*Data listing*:

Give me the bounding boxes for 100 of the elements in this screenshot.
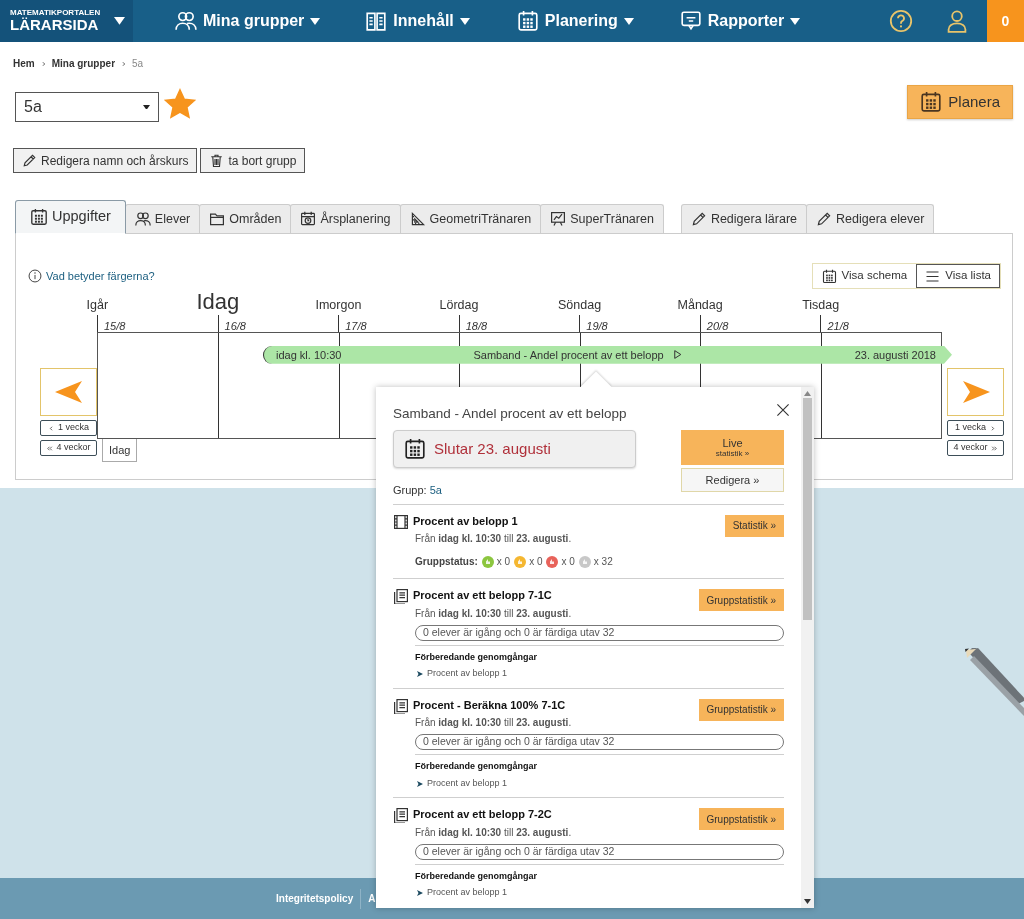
assignment-title[interactable]: Procent av ett belopp 7-2C	[413, 806, 572, 823]
forward-week-button[interactable]: 1 vecka	[947, 420, 1004, 436]
user-icon[interactable]	[945, 9, 969, 33]
double-chevron-right-icon	[990, 444, 998, 452]
statistics-button[interactable]: Gruppstatistik »	[698, 808, 784, 831]
prep-link[interactable]: Procent av belopp 1	[417, 667, 784, 681]
close-icon[interactable]	[775, 402, 791, 418]
date-label: 15/8	[97, 314, 218, 332]
arrow-right-icon	[960, 379, 991, 405]
day-label: Igår	[86, 298, 109, 312]
caret-icon	[459, 17, 470, 25]
calendar-icon	[821, 268, 837, 284]
plan-button[interactable]: Planera	[907, 85, 1013, 119]
caret-icon	[114, 17, 126, 25]
pencil-icon	[816, 211, 833, 227]
document-icon	[393, 588, 409, 605]
people-icon	[134, 211, 151, 227]
calendar-icon	[404, 438, 426, 461]
date-label: 17/8	[338, 314, 459, 332]
action-button[interactable]: ta bort grupp	[200, 148, 306, 173]
statistics-button[interactable]: Statistik »	[724, 514, 784, 537]
legend-link[interactable]: Vad betyder färgerna?	[28, 267, 155, 285]
breadcrumb-link[interactable]: Hem	[13, 56, 35, 71]
pencil-icon	[22, 153, 37, 168]
status-label: Gruppstatus:	[415, 555, 478, 570]
view-button[interactable]: Visa lista	[916, 264, 1000, 288]
assignment-title[interactable]: Procent av ett belopp 7-1C	[413, 587, 572, 604]
double-chevron-left-icon	[46, 444, 54, 452]
tab[interactable]: Områden	[199, 204, 292, 233]
event-title: Samband - Andel procent av ett belopp	[473, 347, 664, 363]
day-label: Lördag	[439, 298, 479, 312]
progress-text: 0 elever är igång och 0 är färdiga utav 32	[423, 735, 615, 750]
nav-menu[interactable]: Rapporter	[675, 0, 805, 42]
bullet-arrow-icon	[417, 890, 423, 896]
bullet-arrow-icon	[417, 671, 423, 677]
day-label: Imorgon	[315, 298, 362, 312]
date-label: 16/8	[217, 314, 339, 332]
calendar-icon	[920, 91, 943, 113]
calendar-icon	[30, 208, 48, 226]
prep-heading: Förberedande genomgångar	[415, 760, 539, 774]
nav-menu[interactable]: Planering	[512, 0, 638, 42]
date-label: 18/8	[458, 314, 580, 332]
tab[interactable]: Redigera elever	[806, 204, 935, 233]
brand-subtitle: MATEMATIKPORTALEN	[10, 8, 101, 17]
group-info: Grupp: 5a	[393, 483, 443, 499]
document-icon	[393, 697, 409, 714]
caret-icon	[143, 104, 150, 110]
prep-link[interactable]: Procent av belopp 1	[417, 886, 784, 900]
chevron-left-icon	[48, 424, 55, 432]
group-select[interactable]: 5a	[15, 92, 159, 122]
assignment-period: Från idag kl. 10:30 till 23. augusti.	[414, 606, 572, 621]
back-week-button[interactable]: 4 veckor	[40, 440, 97, 456]
book-icon	[365, 10, 388, 32]
chevron-right-icon	[120, 59, 128, 68]
tab[interactable]: Årsplanering	[290, 204, 401, 233]
date-label: 21/8	[820, 314, 941, 332]
live-stats-button[interactable]: Live statistik »	[681, 430, 784, 466]
next-button[interactable]	[947, 368, 1004, 416]
tab[interactable]: Elever	[124, 204, 201, 233]
calendar-icon	[516, 10, 539, 32]
status-count: x 0	[496, 555, 511, 570]
scroll-up-icon	[804, 391, 811, 396]
trash-icon	[209, 153, 225, 168]
assignment-title[interactable]: Procent av belopp 1	[413, 512, 572, 530]
tab[interactable]: Uppgifter	[15, 200, 126, 234]
edit-button[interactable]: Redigera »	[681, 468, 784, 493]
tab[interactable]: GeometriTränaren	[399, 204, 542, 233]
day-label: Idag	[196, 289, 240, 314]
scroll-thumb[interactable]	[803, 398, 812, 620]
play-icon	[671, 349, 683, 361]
folder-icon	[209, 211, 226, 227]
help-icon[interactable]	[889, 9, 913, 33]
film-icon	[393, 513, 409, 530]
tab[interactable]: SuperTränaren	[540, 204, 664, 233]
back-week-button[interactable]: 1 vecka	[40, 420, 97, 436]
people-icon	[175, 10, 197, 32]
status-count: x 0	[561, 555, 575, 570]
date-label: 20/8	[699, 314, 821, 332]
prep-link[interactable]: Procent av belopp 1	[417, 776, 784, 791]
statistics-button[interactable]: Gruppstatistik »	[698, 698, 784, 721]
breadcrumb-link[interactable]: 5a	[132, 56, 144, 71]
event-end: 23. augusti 2018	[854, 347, 936, 363]
star-icon[interactable]	[164, 88, 196, 120]
statistics-button[interactable]: Gruppstatistik »	[698, 589, 784, 612]
action-button[interactable]: Redigera namn och årskurs	[13, 148, 198, 173]
calendar-clock-icon	[300, 211, 317, 227]
date-label: 19/8	[579, 314, 700, 332]
today-button[interactable]: Idag	[102, 438, 138, 463]
tab[interactable]: Redigera lärare	[680, 204, 808, 233]
forward-week-button[interactable]: 4 veckor	[947, 440, 1004, 456]
nav-menu[interactable]: Innehåll	[361, 0, 474, 42]
prep-heading: Förberedande genomgångar	[415, 650, 539, 664]
breadcrumb-link[interactable]: Mina grupper	[51, 56, 116, 71]
previous-button[interactable]	[40, 368, 97, 416]
bullet-arrow-icon	[417, 780, 423, 787]
event-bar[interactable]: idag kl. 10:30 Samband - Andel procent av ett belopp 23. augusti 2018	[263, 345, 952, 364]
scrollbar[interactable]	[801, 387, 814, 908]
assignment-title[interactable]: Procent - Beräkna 100% 7-1C	[413, 696, 572, 714]
nav-menu[interactable]: Mina grupper	[171, 0, 325, 42]
brand-name: LÄRARSIDA	[10, 16, 100, 34]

*Required action*:
From the material above, count the lines that include "breadcrumb" and give only the total.

*Exercise response*:
3